◆ What to produce: Reproduce all records verbatim.

◆ Exercise input:
################
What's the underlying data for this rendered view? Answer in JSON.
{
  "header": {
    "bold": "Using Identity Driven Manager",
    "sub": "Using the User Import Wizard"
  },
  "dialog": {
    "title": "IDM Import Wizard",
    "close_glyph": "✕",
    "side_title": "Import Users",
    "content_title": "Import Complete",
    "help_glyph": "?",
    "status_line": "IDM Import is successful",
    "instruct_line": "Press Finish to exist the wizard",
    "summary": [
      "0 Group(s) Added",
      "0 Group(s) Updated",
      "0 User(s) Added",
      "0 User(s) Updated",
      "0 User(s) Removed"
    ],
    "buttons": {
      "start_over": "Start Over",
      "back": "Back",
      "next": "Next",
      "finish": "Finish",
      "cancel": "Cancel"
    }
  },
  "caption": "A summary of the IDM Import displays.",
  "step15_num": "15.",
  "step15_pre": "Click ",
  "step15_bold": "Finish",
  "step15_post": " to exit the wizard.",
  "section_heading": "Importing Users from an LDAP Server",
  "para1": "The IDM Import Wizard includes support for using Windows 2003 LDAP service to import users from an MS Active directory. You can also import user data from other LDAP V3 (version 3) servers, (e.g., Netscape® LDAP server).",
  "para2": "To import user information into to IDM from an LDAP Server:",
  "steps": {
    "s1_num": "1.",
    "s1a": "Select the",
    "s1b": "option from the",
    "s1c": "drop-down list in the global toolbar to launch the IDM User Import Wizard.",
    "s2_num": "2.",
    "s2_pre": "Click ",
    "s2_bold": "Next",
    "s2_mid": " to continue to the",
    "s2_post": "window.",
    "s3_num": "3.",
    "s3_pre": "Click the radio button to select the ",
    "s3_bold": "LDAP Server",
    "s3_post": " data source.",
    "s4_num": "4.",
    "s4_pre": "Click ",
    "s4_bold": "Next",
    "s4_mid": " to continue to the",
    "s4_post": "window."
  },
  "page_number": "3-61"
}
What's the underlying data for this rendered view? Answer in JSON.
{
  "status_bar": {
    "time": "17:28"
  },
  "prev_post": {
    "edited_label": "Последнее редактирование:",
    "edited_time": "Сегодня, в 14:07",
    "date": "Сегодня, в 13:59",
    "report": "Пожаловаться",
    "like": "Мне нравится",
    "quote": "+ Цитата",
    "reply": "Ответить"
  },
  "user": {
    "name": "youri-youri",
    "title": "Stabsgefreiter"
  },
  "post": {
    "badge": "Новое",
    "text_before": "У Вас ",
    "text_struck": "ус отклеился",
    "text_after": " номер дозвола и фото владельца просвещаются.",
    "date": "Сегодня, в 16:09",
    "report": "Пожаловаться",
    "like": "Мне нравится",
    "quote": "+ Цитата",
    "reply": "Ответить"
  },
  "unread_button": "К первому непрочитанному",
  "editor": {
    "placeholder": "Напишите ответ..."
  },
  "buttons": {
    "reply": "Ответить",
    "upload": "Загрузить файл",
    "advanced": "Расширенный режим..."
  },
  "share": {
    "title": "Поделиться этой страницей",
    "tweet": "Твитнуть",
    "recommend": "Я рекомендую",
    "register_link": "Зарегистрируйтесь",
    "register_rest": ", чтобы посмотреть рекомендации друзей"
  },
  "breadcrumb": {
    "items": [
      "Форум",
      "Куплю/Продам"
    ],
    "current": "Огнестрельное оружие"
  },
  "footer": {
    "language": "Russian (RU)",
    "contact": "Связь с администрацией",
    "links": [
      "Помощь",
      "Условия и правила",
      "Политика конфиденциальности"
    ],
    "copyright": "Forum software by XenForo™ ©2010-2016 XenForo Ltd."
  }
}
################
◆ Full output:
What's the underlying data for this rendered view? Answer in JSON.
{
  "header": {
    "bold": "Using Identity Driven Manager",
    "sub": "Using the User Import Wizard"
  },
  "dialog": {
    "title": "IDM Import Wizard",
    "close_glyph": "✕",
    "side_title": "Import Users",
    "content_title": "Import Complete",
    "help_glyph": "?",
    "status_line": "IDM Import is successful",
    "instruct_line": "Press Finish to exist the wizard",
    "summary": [
      "0 Group(s) Added",
      "0 Group(s) Updated",
      "0 User(s) Added",
      "0 User(s) Updated",
      "0 User(s) Removed"
    ],
    "buttons": {
      "start_over": "Start Over",
      "back": "Back",
      "next": "Next",
      "finish": "Finish",
      "cancel": "Cancel"
    }
  },
  "caption": "A summary of the IDM Import displays.",
  "step15_num": "15.",
  "step15_pre": "Click ",
  "step15_bold": "Finish",
  "step15_post": " to exit the wizard.",
  "section_heading": "Importing Users from an LDAP Server",
  "para1": "The IDM Import Wizard includes support for using Windows 2003 LDAP service to import users from an MS Active directory. You can also import user data from other LDAP V3 (version 3) servers, (e.g., Netscape® LDAP server).",
  "para2": "To import user information into to IDM from an LDAP Server:",
  "steps": {
    "s1_num": "1.",
    "s1a": "Select the",
    "s1b": "option from the",
    "s1c": "drop-down list in the global toolbar to launch the IDM User Import Wizard.",
    "s2_num": "2.",
    "s2_pre": "Click ",
    "s2_bold": "Next",
    "s2_mid": " to continue to the",
    "s2_post": "window.",
    "s3_num": "3.",
    "s3_pre": "Click the radio button to select the ",
    "s3_bold": "LDAP Server",
    "s3_post": " data source.",
    "s4_num": "4.",
    "s4_pre": "Click ",
    "s4_bold": "Next",
    "s4_mid": " to continue to the",
    "s4_post": "window."
  },
  "page_number": "3-61"
}
What's the underlying data for this rendered view? Answer in JSON.
{
  "status_bar": {
    "time": "17:28"
  },
  "prev_post": {
    "edited_label": "Последнее редактирование:",
    "edited_time": "Сегодня, в 14:07",
    "date": "Сегодня, в 13:59",
    "report": "Пожаловаться",
    "like": "Мне нравится",
    "quote": "+ Цитата",
    "reply": "Ответить"
  },
  "user": {
    "name": "youri-youri",
    "title": "Stabsgefreiter"
  },
  "post": {
    "badge": "Новое",
    "text_before": "У Вас ",
    "text_struck": "ус отклеился",
    "text_after": " номер дозвола и фото владельца просвещаются.",
    "date": "Сегодня, в 16:09",
    "report": "Пожаловаться",
    "like": "Мне нравится",
    "quote": "+ Цитата",
    "reply": "Ответить"
  },
  "unread_button": "К первому непрочитанному",
  "editor": {
    "placeholder": "Напишите ответ..."
  },
  "buttons": {
    "reply": "Ответить",
    "upload": "Загрузить файл",
    "advanced": "Расширенный режим..."
  },
  "share": {
    "title": "Поделиться этой страницей",
    "tweet": "Твитнуть",
    "recommend": "Я рекомендую",
    "register_link": "Зарегистрируйтесь",
    "register_rest": ", чтобы посмотреть рекомендации друзей"
  },
  "breadcrumb": {
    "items": [
      "Форум",
      "Куплю/Продам"
    ],
    "current": "Огнестрельное оружие"
  },
  "footer": {
    "language": "Russian (RU)",
    "contact": "Связь с администрацией",
    "links": [
      "Помощь",
      "Условия и правила",
      "Политика конфиденциальности"
    ],
    "copyright": "Forum software by XenForo™ ©2010-2016 XenForo Ltd."
  }
}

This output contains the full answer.